— start Source data —

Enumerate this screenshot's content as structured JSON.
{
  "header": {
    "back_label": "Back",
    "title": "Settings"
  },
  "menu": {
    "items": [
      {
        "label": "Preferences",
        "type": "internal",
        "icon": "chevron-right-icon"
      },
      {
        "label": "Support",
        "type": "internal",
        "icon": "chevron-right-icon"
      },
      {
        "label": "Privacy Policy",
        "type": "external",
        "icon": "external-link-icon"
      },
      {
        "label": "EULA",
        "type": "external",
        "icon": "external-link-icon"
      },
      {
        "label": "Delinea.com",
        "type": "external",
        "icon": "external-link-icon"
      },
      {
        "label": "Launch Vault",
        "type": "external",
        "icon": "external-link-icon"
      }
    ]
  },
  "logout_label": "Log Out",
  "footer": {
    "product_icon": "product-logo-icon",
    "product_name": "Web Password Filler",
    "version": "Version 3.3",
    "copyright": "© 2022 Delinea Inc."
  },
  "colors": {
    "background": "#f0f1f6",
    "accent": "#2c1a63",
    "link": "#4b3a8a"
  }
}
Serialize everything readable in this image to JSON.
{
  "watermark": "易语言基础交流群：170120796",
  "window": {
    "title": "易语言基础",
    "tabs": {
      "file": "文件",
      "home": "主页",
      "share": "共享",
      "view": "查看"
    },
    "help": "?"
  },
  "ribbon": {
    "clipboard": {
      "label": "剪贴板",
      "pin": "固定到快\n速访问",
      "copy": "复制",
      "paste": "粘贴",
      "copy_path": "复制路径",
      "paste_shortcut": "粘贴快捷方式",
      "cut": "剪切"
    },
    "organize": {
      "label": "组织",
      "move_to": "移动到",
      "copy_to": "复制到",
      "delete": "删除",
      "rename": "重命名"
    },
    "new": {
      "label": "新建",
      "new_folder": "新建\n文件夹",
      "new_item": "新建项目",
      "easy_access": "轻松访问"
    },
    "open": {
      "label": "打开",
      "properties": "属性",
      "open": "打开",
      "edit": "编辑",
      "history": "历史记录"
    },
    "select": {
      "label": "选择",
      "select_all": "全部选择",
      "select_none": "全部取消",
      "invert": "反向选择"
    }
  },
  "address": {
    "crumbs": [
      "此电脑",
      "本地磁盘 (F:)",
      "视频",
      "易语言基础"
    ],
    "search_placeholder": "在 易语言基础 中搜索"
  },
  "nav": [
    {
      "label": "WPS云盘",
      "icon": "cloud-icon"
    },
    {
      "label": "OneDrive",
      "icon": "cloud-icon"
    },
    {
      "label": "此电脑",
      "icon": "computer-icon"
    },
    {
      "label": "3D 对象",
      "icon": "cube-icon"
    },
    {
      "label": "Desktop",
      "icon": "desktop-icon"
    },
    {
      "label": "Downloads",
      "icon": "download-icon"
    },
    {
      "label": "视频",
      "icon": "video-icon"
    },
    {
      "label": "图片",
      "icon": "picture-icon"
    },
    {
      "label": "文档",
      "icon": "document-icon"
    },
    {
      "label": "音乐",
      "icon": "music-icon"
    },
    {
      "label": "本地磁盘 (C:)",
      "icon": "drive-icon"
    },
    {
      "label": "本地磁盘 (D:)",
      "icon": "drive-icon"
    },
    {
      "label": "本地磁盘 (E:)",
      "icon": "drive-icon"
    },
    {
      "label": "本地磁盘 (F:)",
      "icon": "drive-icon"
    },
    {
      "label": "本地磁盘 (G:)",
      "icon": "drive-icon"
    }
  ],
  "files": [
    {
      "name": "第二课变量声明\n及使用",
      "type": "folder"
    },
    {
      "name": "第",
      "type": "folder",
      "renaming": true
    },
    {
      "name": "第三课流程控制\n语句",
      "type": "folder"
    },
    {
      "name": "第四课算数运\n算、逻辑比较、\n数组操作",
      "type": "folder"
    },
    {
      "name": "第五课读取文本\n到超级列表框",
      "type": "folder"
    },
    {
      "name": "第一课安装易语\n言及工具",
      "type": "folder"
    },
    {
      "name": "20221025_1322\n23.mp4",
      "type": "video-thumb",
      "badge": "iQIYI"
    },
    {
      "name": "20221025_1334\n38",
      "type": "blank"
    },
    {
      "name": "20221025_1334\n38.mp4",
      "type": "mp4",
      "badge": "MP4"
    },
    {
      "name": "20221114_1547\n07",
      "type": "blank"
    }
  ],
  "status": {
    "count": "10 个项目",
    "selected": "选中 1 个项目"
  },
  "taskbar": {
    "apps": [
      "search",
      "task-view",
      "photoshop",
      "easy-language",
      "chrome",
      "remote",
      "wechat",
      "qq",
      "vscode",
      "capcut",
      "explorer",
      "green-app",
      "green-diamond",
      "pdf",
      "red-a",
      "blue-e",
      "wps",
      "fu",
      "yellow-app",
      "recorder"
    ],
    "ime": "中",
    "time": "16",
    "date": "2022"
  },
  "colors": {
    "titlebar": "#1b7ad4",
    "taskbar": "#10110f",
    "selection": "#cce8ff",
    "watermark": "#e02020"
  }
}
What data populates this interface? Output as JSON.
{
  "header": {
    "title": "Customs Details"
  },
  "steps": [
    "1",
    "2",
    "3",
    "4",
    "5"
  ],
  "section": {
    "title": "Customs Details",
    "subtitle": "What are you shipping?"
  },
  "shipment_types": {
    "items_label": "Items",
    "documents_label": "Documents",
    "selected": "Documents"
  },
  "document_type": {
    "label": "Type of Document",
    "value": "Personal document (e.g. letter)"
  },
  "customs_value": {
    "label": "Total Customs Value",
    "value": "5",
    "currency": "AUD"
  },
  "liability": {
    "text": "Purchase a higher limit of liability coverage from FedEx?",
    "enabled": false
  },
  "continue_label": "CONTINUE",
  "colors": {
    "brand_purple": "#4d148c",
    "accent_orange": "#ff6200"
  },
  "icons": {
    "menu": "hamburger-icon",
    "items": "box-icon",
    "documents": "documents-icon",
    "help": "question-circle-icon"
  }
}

— end Source data —

• What to produce
Find the line containing "What data populates" in the material above. Print it and every line after it through the end, exactly and only those.

• Result below
What data populates this interface? Output as JSON.
{
  "header": {
    "title": "Customs Details"
  },
  "steps": [
    "1",
    "2",
    "3",
    "4",
    "5"
  ],
  "section": {
    "title": "Customs Details",
    "subtitle": "What are you shipping?"
  },
  "shipment_types": {
    "items_label": "Items",
    "documents_label": "Documents",
    "selected": "Documents"
  },
  "document_type": {
    "label": "Type of Document",
    "value": "Personal document (e.g. letter)"
  },
  "customs_value": {
    "label": "Total Customs Value",
    "value": "5",
    "currency": "AUD"
  },
  "liability": {
    "text": "Purchase a higher limit of liability coverage from FedEx?",
    "enabled": false
  },
  "continue_label": "CONTINUE",
  "colors": {
    "brand_purple": "#4d148c",
    "accent_orange": "#ff6200"
  },
  "icons": {
    "menu": "hamburger-icon",
    "items": "box-icon",
    "documents": "documents-icon",
    "help": "question-circle-icon"
  }
}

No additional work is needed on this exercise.